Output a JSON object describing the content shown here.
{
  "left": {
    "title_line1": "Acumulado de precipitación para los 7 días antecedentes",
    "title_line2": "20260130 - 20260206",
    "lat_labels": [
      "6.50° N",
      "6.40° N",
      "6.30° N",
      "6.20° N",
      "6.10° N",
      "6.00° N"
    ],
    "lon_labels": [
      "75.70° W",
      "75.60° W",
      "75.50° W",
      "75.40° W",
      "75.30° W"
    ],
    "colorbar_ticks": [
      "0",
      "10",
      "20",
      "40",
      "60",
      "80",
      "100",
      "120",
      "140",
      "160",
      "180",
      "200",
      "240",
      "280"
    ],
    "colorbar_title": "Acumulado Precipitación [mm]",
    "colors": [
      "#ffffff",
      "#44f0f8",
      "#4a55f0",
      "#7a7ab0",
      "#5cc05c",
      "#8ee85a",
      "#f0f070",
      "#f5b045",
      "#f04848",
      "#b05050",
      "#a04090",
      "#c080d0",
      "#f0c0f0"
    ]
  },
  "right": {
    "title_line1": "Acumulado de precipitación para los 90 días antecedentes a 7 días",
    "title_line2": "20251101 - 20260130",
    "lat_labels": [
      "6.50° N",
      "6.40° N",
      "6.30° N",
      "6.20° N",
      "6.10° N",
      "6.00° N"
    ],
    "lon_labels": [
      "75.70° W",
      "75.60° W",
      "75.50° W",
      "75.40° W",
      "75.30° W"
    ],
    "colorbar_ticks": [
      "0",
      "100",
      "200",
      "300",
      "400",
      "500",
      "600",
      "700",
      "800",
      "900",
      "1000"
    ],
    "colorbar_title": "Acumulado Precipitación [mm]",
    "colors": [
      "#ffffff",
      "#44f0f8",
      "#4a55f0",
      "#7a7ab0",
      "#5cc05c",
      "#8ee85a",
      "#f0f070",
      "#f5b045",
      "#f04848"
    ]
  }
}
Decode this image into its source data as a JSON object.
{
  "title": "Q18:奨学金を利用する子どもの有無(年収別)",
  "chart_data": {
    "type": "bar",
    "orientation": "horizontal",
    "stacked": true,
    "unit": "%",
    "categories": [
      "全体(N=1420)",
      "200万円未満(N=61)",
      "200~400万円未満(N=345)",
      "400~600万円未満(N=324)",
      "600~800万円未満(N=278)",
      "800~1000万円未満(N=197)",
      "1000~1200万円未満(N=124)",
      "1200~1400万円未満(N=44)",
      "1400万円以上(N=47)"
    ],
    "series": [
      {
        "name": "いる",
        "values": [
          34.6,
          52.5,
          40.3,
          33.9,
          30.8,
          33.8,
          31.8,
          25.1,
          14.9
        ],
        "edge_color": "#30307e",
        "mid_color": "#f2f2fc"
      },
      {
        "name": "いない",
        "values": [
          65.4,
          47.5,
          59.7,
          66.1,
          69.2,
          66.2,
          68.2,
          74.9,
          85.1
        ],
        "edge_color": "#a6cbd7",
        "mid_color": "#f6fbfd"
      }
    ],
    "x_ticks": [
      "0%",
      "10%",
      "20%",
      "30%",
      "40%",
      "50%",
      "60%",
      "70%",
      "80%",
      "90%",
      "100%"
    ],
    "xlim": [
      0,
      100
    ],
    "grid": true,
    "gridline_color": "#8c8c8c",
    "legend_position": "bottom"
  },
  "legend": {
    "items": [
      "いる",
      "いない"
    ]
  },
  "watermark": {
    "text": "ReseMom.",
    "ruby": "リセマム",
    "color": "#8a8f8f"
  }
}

════════════════

What to work on
Copy out each record exactly as given, omitting none.

Full output
Output a JSON object describing the content shown here.
{
  "left": {
    "title_line1": "Acumulado de precipitación para los 7 días antecedentes",
    "title_line2": "20260130 - 20260206",
    "lat_labels": [
      "6.50° N",
      "6.40° N",
      "6.30° N",
      "6.20° N",
      "6.10° N",
      "6.00° N"
    ],
    "lon_labels": [
      "75.70° W",
      "75.60° W",
      "75.50° W",
      "75.40° W",
      "75.30° W"
    ],
    "colorbar_ticks": [
      "0",
      "10",
      "20",
      "40",
      "60",
      "80",
      "100",
      "120",
      "140",
      "160",
      "180",
      "200",
      "240",
      "280"
    ],
    "colorbar_title": "Acumulado Precipitación [mm]",
    "colors": [
      "#ffffff",
      "#44f0f8",
      "#4a55f0",
      "#7a7ab0",
      "#5cc05c",
      "#8ee85a",
      "#f0f070",
      "#f5b045",
      "#f04848",
      "#b05050",
      "#a04090",
      "#c080d0",
      "#f0c0f0"
    ]
  },
  "right": {
    "title_line1": "Acumulado de precipitación para los 90 días antecedentes a 7 días",
    "title_line2": "20251101 - 20260130",
    "lat_labels": [
      "6.50° N",
      "6.40° N",
      "6.30° N",
      "6.20° N",
      "6.10° N",
      "6.00° N"
    ],
    "lon_labels": [
      "75.70° W",
      "75.60° W",
      "75.50° W",
      "75.40° W",
      "75.30° W"
    ],
    "colorbar_ticks": [
      "0",
      "100",
      "200",
      "300",
      "400",
      "500",
      "600",
      "700",
      "800",
      "900",
      "1000"
    ],
    "colorbar_title": "Acumulado Precipitación [mm]",
    "colors": [
      "#ffffff",
      "#44f0f8",
      "#4a55f0",
      "#7a7ab0",
      "#5cc05c",
      "#8ee85a",
      "#f0f070",
      "#f5b045",
      "#f04848"
    ]
  }
}
Decode this image into its source data as a JSON object.
{
  "title": "Q18:奨学金を利用する子どもの有無(年収別)",
  "chart_data": {
    "type": "bar",
    "orientation": "horizontal",
    "stacked": true,
    "unit": "%",
    "categories": [
      "全体(N=1420)",
      "200万円未満(N=61)",
      "200~400万円未満(N=345)",
      "400~600万円未満(N=324)",
      "600~800万円未満(N=278)",
      "800~1000万円未満(N=197)",
      "1000~1200万円未満(N=124)",
      "1200~1400万円未満(N=44)",
      "1400万円以上(N=47)"
    ],
    "series": [
      {
        "name": "いる",
        "values": [
          34.6,
          52.5,
          40.3,
          33.9,
          30.8,
          33.8,
          31.8,
          25.1,
          14.9
        ],
        "edge_color": "#30307e",
        "mid_color": "#f2f2fc"
      },
      {
        "name": "いない",
        "values": [
          65.4,
          47.5,
          59.7,
          66.1,
          69.2,
          66.2,
          68.2,
          74.9,
          85.1
        ],
        "edge_color": "#a6cbd7",
        "mid_color": "#f6fbfd"
      }
    ],
    "x_ticks": [
      "0%",
      "10%",
      "20%",
      "30%",
      "40%",
      "50%",
      "60%",
      "70%",
      "80%",
      "90%",
      "100%"
    ],
    "xlim": [
      0,
      100
    ],
    "grid": true,
    "gridline_color": "#8c8c8c",
    "legend_position": "bottom"
  },
  "legend": {
    "items": [
      "いる",
      "いない"
    ]
  },
  "watermark": {
    "text": "ReseMom.",
    "ruby": "リセマム",
    "color": "#8a8f8f"
  }
}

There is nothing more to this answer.